Stored data
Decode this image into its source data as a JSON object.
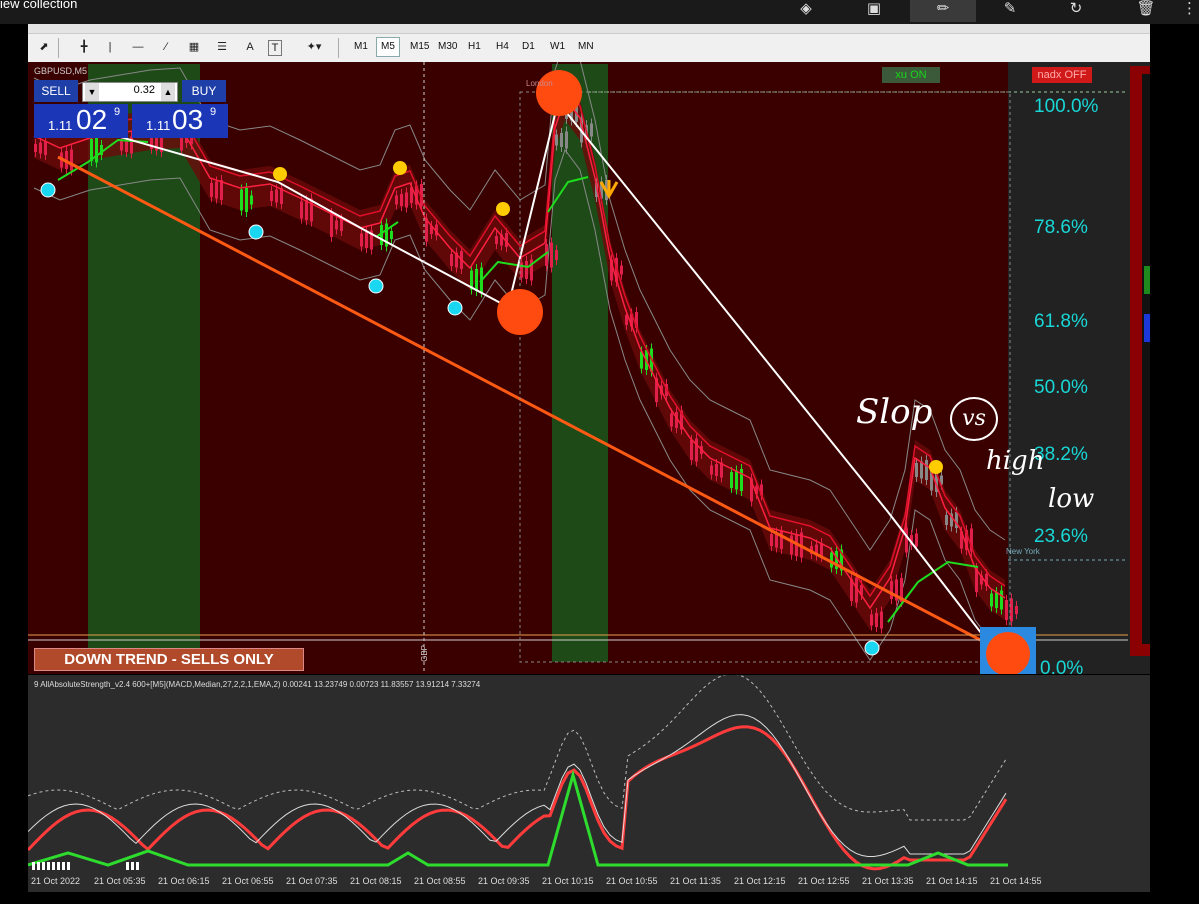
{
  "window": {
    "title": "iew collection",
    "icons": [
      "brush-icon",
      "image-icon",
      "pen-icon",
      "pencil-icon",
      "history-icon",
      "trash-icon",
      "more-icon"
    ]
  },
  "toolbar": {
    "tools": [
      "cursor-icon",
      "crosshair-icon",
      "vertical-line-icon",
      "horizontal-line-icon",
      "trendline-icon",
      "channel-icon",
      "fibo-icon",
      "text-icon",
      "label-icon",
      "shapes-icon"
    ],
    "text_tool": "A",
    "label_tool": "T",
    "timeframes": [
      "M1",
      "M5",
      "M15",
      "M30",
      "H1",
      "H4",
      "D1",
      "W1",
      "MN"
    ],
    "selected_timeframe": "M5"
  },
  "chart": {
    "symbol": "GBPUSD,M5",
    "xu_button": "xu ON",
    "nadx_button": "nadx OFF",
    "session_london": "London",
    "session_new_york": "New York",
    "currency_marker": "GBP",
    "banner": "DOWN TREND - SELLS ONLY",
    "fib_levels": [
      "100.0%",
      "78.6%",
      "61.8%",
      "50.0%",
      "38.2%",
      "23.6%",
      "0.0%"
    ]
  },
  "trade": {
    "sell_label": "SELL",
    "buy_label": "BUY",
    "lot": "0.32",
    "sell_prefix": "1.11",
    "sell_big": "02",
    "sell_sup": "9",
    "buy_prefix": "1.11",
    "buy_big": "03",
    "buy_sup": "9"
  },
  "annotations": {
    "line1": "Slop",
    "circled": "vs",
    "line2": "high",
    "line3": "low"
  },
  "indicator": {
    "title": "9 AllAbsoluteStrength_v2.4 600+[M5](MACD,Median,27,2,2,1,EMA,2) 0.00241 13.23749 0.00723 11.83557 13.91214 7.33274"
  },
  "xaxis": {
    "labels": [
      "21 Oct 2022",
      "21 Oct 05:35",
      "21 Oct 06:15",
      "21 Oct 06:55",
      "21 Oct 07:35",
      "21 Oct 08:15",
      "21 Oct 08:55",
      "21 Oct 09:35",
      "21 Oct 10:15",
      "21 Oct 10:55",
      "21 Oct 11:35",
      "21 Oct 12:15",
      "21 Oct 12:55",
      "21 Oct 13:35",
      "21 Oct 14:15",
      "21 Oct 14:55"
    ]
  },
  "colors": {
    "chart_bg": "#3a0000",
    "green_zone": "#1e4a17",
    "fib_text": "#19d7d7",
    "trendline": "#ff5a14",
    "bull_candle": "#1edc1e",
    "bear_candle": "#e0204a"
  }
}
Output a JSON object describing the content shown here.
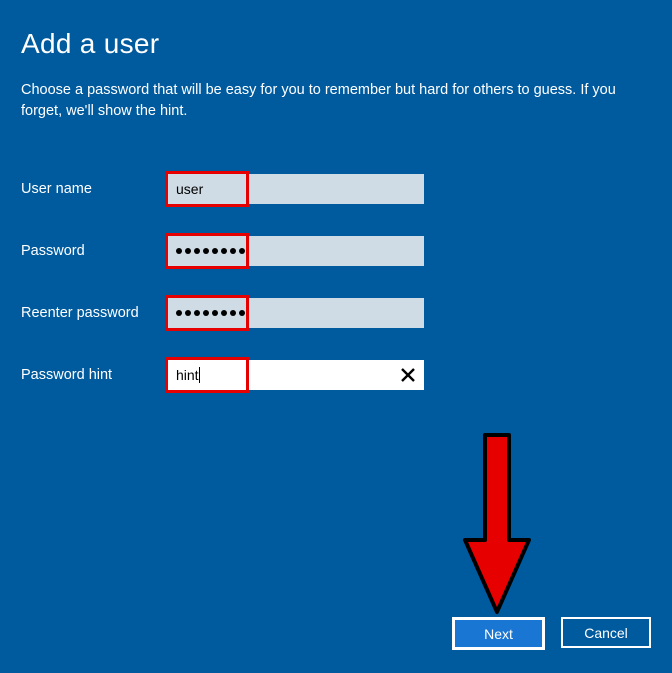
{
  "title": "Add a user",
  "description": "Choose a password that will be easy for you to remember but hard for others to guess. If you forget, we'll show the hint.",
  "form": {
    "username": {
      "label": "User name",
      "value": "user"
    },
    "password": {
      "label": "Password",
      "value": "••••••••",
      "dotcount": 8
    },
    "reenter": {
      "label": "Reenter password",
      "value": "••••••••",
      "dotcount": 8
    },
    "hint": {
      "label": "Password hint",
      "value": "hint"
    }
  },
  "buttons": {
    "next": "Next",
    "cancel": "Cancel"
  }
}
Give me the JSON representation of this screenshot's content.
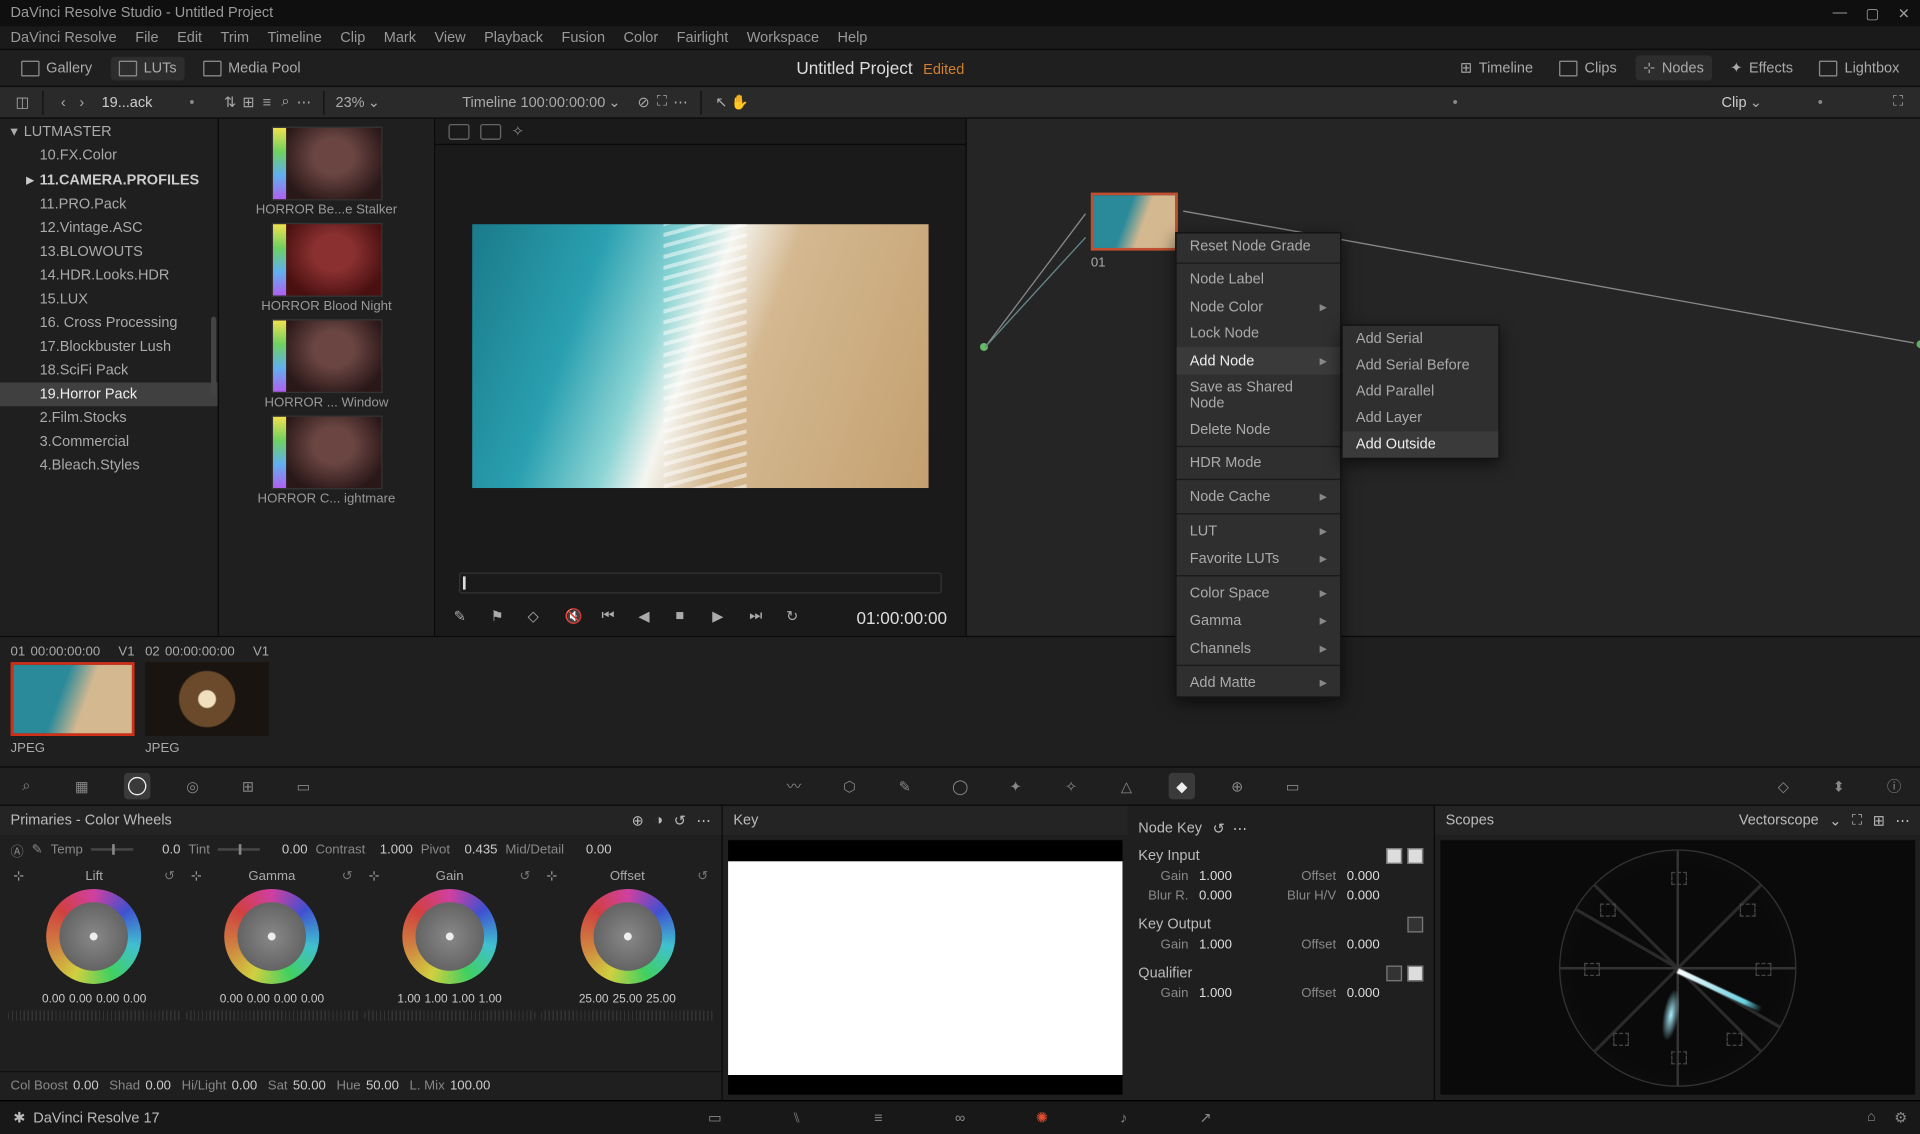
{
  "app": {
    "title": "DaVinci Resolve Studio - Untitled Project"
  },
  "menu": [
    "DaVinci Resolve",
    "File",
    "Edit",
    "Trim",
    "Timeline",
    "Clip",
    "Mark",
    "View",
    "Playback",
    "Fusion",
    "Color",
    "Fairlight",
    "Workspace",
    "Help"
  ],
  "uitoolbar": {
    "gallery": "Gallery",
    "luts": "LUTs",
    "mediapool": "Media Pool",
    "project": "Untitled Project",
    "edited": "Edited",
    "timeline": "Timeline",
    "clips": "Clips",
    "nodes": "Nodes",
    "effects": "Effects",
    "lightbox": "Lightbox"
  },
  "subbar_left": {
    "crumb": "19...ack",
    "zoom": "23%"
  },
  "subbar_mid": {
    "timeline": "Timeline 1",
    "tc": "00:00:00:00"
  },
  "subbar_right": {
    "clip": "Clip"
  },
  "folders": [
    {
      "lbl": "LUTMASTER",
      "root": true,
      "chev": "▾"
    },
    {
      "lbl": "10.FX.Color"
    },
    {
      "lbl": "11.CAMERA.PROFILES",
      "bold": true,
      "chev": "▸"
    },
    {
      "lbl": "11.PRO.Pack"
    },
    {
      "lbl": "12.Vintage.ASC"
    },
    {
      "lbl": "13.BLOWOUTS"
    },
    {
      "lbl": "14.HDR.Looks.HDR"
    },
    {
      "lbl": "15.LUX"
    },
    {
      "lbl": "16. Cross Processing"
    },
    {
      "lbl": "17.Blockbuster Lush"
    },
    {
      "lbl": "18.SciFi Pack"
    },
    {
      "lbl": "19.Horror Pack",
      "sel": true
    },
    {
      "lbl": "2.Film.Stocks"
    },
    {
      "lbl": "3.Commercial"
    },
    {
      "lbl": "4.Bleach.Styles"
    }
  ],
  "luts": [
    {
      "lbl": "HORROR Be...e Stalker"
    },
    {
      "lbl": "HORROR Blood Night",
      "red": true
    },
    {
      "lbl": "HORROR ... Window"
    },
    {
      "lbl": "HORROR C... ightmare"
    }
  ],
  "transport_tc": "01:00:00:00",
  "node": {
    "label": "01"
  },
  "context_menu": [
    {
      "lbl": "Reset Node Grade"
    },
    {
      "hr": true
    },
    {
      "lbl": "Node Label"
    },
    {
      "lbl": "Node Color",
      "sub": true
    },
    {
      "lbl": "Lock Node"
    },
    {
      "lbl": "Add Node",
      "sub": true,
      "hi": true
    },
    {
      "lbl": "Save as Shared Node"
    },
    {
      "lbl": "Delete Node"
    },
    {
      "hr": true
    },
    {
      "lbl": "HDR Mode"
    },
    {
      "hr": true
    },
    {
      "lbl": "Node Cache",
      "sub": true
    },
    {
      "hr": true
    },
    {
      "lbl": "LUT",
      "sub": true
    },
    {
      "lbl": "Favorite LUTs",
      "sub": true
    },
    {
      "hr": true
    },
    {
      "lbl": "Color Space",
      "sub": true
    },
    {
      "lbl": "Gamma",
      "sub": true
    },
    {
      "lbl": "Channels",
      "sub": true
    },
    {
      "hr": true
    },
    {
      "lbl": "Add Matte",
      "sub": true
    }
  ],
  "submenu": [
    "Add Serial",
    "Add Serial Before",
    "Add Parallel",
    "Add Layer",
    "Add Outside"
  ],
  "submenu_hi": "Add Outside",
  "clips": [
    {
      "hdr": "01",
      "tc": "00:00:00:00",
      "v": "V1",
      "fmt": "JPEG",
      "sel": true,
      "cls": "beach"
    },
    {
      "hdr": "02",
      "tc": "00:00:00:00",
      "v": "V1",
      "fmt": "JPEG",
      "cls": "coffee"
    }
  ],
  "panels": {
    "primaries_title": "Primaries - Color Wheels",
    "key_title": "Key",
    "nodekey_title": "Node Key",
    "scopes_title": "Scopes",
    "vectorscope": "Vectorscope"
  },
  "adjust": {
    "temp_lbl": "Temp",
    "temp": "0.0",
    "tint_lbl": "Tint",
    "tint": "0.00",
    "contrast_lbl": "Contrast",
    "contrast": "1.000",
    "pivot_lbl": "Pivot",
    "pivot": "0.435",
    "md_lbl": "Mid/Detail",
    "md": "0.00"
  },
  "wheels": [
    {
      "name": "Lift",
      "vals": [
        "0.00",
        "0.00",
        "0.00",
        "0.00"
      ]
    },
    {
      "name": "Gamma",
      "vals": [
        "0.00",
        "0.00",
        "0.00",
        "0.00"
      ]
    },
    {
      "name": "Gain",
      "vals": [
        "1.00",
        "1.00",
        "1.00",
        "1.00"
      ]
    },
    {
      "name": "Offset",
      "vals": [
        "25.00",
        "25.00",
        "25.00"
      ]
    }
  ],
  "bottom_adj": [
    {
      "lbl": "Col Boost",
      "val": "0.00"
    },
    {
      "lbl": "Shad",
      "val": "0.00"
    },
    {
      "lbl": "Hi/Light",
      "val": "0.00"
    },
    {
      "lbl": "Sat",
      "val": "50.00"
    },
    {
      "lbl": "Hue",
      "val": "50.00"
    },
    {
      "lbl": "L. Mix",
      "val": "100.00"
    }
  ],
  "key": {
    "input": "Key Input",
    "output": "Key Output",
    "qualifier": "Qualifier",
    "gain": "Gain",
    "offset": "Offset",
    "blurr": "Blur R.",
    "blurhv": "Blur H/V",
    "v1000": "1.000",
    "v0000": "0.000"
  },
  "status": {
    "app": "DaVinci Resolve 17"
  }
}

◆ **Short exercise**: All lines above with "Timeline" in them should be returned.

◆ **Written answer**:
    "Timeline",
    "timeline": "Timeline",
    "timeline": "Timeline 1",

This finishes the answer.